[Items from a data source]

[Start]

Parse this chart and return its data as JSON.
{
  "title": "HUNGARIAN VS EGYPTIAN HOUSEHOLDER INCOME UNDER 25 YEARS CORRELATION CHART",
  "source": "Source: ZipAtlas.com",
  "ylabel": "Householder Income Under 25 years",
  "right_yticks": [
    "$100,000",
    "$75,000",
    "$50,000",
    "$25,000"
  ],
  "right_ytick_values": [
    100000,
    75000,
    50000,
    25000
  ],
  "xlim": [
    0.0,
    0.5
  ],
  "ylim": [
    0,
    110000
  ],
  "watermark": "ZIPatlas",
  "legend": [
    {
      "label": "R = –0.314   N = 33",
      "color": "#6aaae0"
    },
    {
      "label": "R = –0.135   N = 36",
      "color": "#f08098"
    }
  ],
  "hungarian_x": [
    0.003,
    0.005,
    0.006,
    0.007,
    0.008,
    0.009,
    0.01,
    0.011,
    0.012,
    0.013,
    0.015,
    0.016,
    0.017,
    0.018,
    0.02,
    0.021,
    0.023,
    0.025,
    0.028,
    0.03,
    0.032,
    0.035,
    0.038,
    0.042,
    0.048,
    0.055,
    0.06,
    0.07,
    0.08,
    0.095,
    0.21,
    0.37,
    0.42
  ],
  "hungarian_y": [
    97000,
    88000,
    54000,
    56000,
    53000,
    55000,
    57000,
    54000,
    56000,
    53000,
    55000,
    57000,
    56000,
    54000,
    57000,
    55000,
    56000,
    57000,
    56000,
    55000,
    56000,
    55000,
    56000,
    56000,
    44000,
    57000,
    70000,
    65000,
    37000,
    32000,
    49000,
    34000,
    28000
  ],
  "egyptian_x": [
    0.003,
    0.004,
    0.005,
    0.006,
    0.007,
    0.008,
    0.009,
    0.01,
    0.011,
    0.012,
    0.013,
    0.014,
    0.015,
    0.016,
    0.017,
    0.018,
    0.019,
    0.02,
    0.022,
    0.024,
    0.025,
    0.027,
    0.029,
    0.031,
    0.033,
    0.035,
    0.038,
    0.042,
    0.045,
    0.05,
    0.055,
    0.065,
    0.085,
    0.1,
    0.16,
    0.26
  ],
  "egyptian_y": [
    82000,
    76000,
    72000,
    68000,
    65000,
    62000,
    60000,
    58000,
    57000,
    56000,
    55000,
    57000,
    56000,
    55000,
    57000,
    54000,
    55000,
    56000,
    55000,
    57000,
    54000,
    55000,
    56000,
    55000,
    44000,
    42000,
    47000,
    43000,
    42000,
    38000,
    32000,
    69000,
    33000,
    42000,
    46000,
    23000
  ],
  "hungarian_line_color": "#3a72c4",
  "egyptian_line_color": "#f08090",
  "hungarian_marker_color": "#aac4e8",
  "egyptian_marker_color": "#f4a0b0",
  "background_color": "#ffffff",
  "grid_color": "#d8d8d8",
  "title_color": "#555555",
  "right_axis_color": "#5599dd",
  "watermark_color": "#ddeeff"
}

[End]

PROBLEM REQUIREMENTS:
Your task is to repeat each line of the material exactly.

OUTPUT FOR THIS EXERCISE:
Parse this chart and return its data as JSON.
{
  "title": "HUNGARIAN VS EGYPTIAN HOUSEHOLDER INCOME UNDER 25 YEARS CORRELATION CHART",
  "source": "Source: ZipAtlas.com",
  "ylabel": "Householder Income Under 25 years",
  "right_yticks": [
    "$100,000",
    "$75,000",
    "$50,000",
    "$25,000"
  ],
  "right_ytick_values": [
    100000,
    75000,
    50000,
    25000
  ],
  "xlim": [
    0.0,
    0.5
  ],
  "ylim": [
    0,
    110000
  ],
  "watermark": "ZIPatlas",
  "legend": [
    {
      "label": "R = –0.314   N = 33",
      "color": "#6aaae0"
    },
    {
      "label": "R = –0.135   N = 36",
      "color": "#f08098"
    }
  ],
  "hungarian_x": [
    0.003,
    0.005,
    0.006,
    0.007,
    0.008,
    0.009,
    0.01,
    0.011,
    0.012,
    0.013,
    0.015,
    0.016,
    0.017,
    0.018,
    0.02,
    0.021,
    0.023,
    0.025,
    0.028,
    0.03,
    0.032,
    0.035,
    0.038,
    0.042,
    0.048,
    0.055,
    0.06,
    0.07,
    0.08,
    0.095,
    0.21,
    0.37,
    0.42
  ],
  "hungarian_y": [
    97000,
    88000,
    54000,
    56000,
    53000,
    55000,
    57000,
    54000,
    56000,
    53000,
    55000,
    57000,
    56000,
    54000,
    57000,
    55000,
    56000,
    57000,
    56000,
    55000,
    56000,
    55000,
    56000,
    56000,
    44000,
    57000,
    70000,
    65000,
    37000,
    32000,
    49000,
    34000,
    28000
  ],
  "egyptian_x": [
    0.003,
    0.004,
    0.005,
    0.006,
    0.007,
    0.008,
    0.009,
    0.01,
    0.011,
    0.012,
    0.013,
    0.014,
    0.015,
    0.016,
    0.017,
    0.018,
    0.019,
    0.02,
    0.022,
    0.024,
    0.025,
    0.027,
    0.029,
    0.031,
    0.033,
    0.035,
    0.038,
    0.042,
    0.045,
    0.05,
    0.055,
    0.065,
    0.085,
    0.1,
    0.16,
    0.26
  ],
  "egyptian_y": [
    82000,
    76000,
    72000,
    68000,
    65000,
    62000,
    60000,
    58000,
    57000,
    56000,
    55000,
    57000,
    56000,
    55000,
    57000,
    54000,
    55000,
    56000,
    55000,
    57000,
    54000,
    55000,
    56000,
    55000,
    44000,
    42000,
    47000,
    43000,
    42000,
    38000,
    32000,
    69000,
    33000,
    42000,
    46000,
    23000
  ],
  "hungarian_line_color": "#3a72c4",
  "egyptian_line_color": "#f08090",
  "hungarian_marker_color": "#aac4e8",
  "egyptian_marker_color": "#f4a0b0",
  "background_color": "#ffffff",
  "grid_color": "#d8d8d8",
  "title_color": "#555555",
  "right_axis_color": "#5599dd",
  "watermark_color": "#ddeeff"
}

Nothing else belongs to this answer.